BEGIN Source records
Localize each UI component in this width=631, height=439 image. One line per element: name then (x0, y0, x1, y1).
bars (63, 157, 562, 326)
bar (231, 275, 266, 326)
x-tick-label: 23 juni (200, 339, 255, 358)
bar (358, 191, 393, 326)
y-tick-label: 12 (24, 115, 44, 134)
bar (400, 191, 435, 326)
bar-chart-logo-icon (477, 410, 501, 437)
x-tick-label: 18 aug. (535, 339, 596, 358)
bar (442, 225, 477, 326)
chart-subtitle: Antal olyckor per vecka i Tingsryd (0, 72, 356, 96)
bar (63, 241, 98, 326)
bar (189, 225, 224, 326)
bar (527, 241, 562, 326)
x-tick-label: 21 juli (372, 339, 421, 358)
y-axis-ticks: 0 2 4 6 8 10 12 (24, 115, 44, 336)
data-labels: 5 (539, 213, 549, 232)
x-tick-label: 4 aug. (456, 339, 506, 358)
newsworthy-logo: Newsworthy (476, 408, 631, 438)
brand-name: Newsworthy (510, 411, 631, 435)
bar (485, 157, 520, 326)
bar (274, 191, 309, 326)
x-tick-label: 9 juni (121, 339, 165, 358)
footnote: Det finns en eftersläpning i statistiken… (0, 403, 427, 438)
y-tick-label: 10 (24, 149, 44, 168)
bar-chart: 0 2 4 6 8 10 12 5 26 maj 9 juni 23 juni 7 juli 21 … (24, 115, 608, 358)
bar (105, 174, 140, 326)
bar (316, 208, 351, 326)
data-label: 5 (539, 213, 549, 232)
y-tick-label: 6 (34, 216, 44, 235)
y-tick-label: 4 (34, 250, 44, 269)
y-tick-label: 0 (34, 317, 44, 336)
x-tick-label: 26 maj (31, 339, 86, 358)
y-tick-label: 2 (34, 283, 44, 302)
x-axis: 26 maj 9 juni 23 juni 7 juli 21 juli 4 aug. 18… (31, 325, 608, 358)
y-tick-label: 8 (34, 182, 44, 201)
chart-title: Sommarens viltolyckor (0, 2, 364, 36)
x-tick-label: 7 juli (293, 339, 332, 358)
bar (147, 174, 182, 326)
END Source records
-- Requirement --
Reproduce the material above in full, replacing every occurrence of "x-tick-label" with "x-axis-label" and leaving all other text unchanged.

-- Result --
Localize each UI component in this width=631, height=439 image. One line per element: name then (x0, y0, x1, y1).
bars (63, 157, 562, 326)
bar (231, 275, 266, 326)
x-axis-label: 23 juni (200, 339, 255, 358)
bar (358, 191, 393, 326)
y-tick-label: 12 (24, 115, 44, 134)
bar (400, 191, 435, 326)
bar-chart-logo-icon (477, 410, 501, 437)
x-axis-label: 18 aug. (535, 339, 596, 358)
bar (442, 225, 477, 326)
chart-subtitle: Antal olyckor per vecka i Tingsryd (0, 72, 356, 96)
bar (63, 241, 98, 326)
bar (189, 225, 224, 326)
bar (527, 241, 562, 326)
x-axis-label: 21 juli (372, 339, 421, 358)
y-axis-ticks: 0 2 4 6 8 10 12 (24, 115, 44, 336)
data-labels: 5 (539, 213, 549, 232)
x-axis-label: 4 aug. (456, 339, 506, 358)
newsworthy-logo: Newsworthy (476, 408, 631, 438)
brand-name: Newsworthy (510, 411, 631, 435)
bar (485, 157, 520, 326)
bar (274, 191, 309, 326)
x-axis-label: 9 juni (121, 339, 165, 358)
footnote: Det finns en eftersläpning i statistiken… (0, 403, 427, 438)
y-tick-label: 10 (24, 149, 44, 168)
bar-chart: 0 2 4 6 8 10 12 5 26 maj 9 juni 23 juni 7 juli 21 … (24, 115, 608, 358)
bar (105, 174, 140, 326)
bar (316, 208, 351, 326)
data-label: 5 (539, 213, 549, 232)
y-tick-label: 6 (34, 216, 44, 235)
y-tick-label: 4 (34, 250, 44, 269)
y-tick-label: 0 (34, 317, 44, 336)
x-axis-label: 26 maj (31, 339, 86, 358)
y-tick-label: 2 (34, 283, 44, 302)
x-axis: 26 maj 9 juni 23 juni 7 juli 21 juli 4 aug. 18… (31, 325, 608, 358)
y-tick-label: 8 (34, 182, 44, 201)
chart-title: Sommarens viltolyckor (0, 2, 364, 36)
x-axis-label: 7 juli (293, 339, 332, 358)
bar (147, 174, 182, 326)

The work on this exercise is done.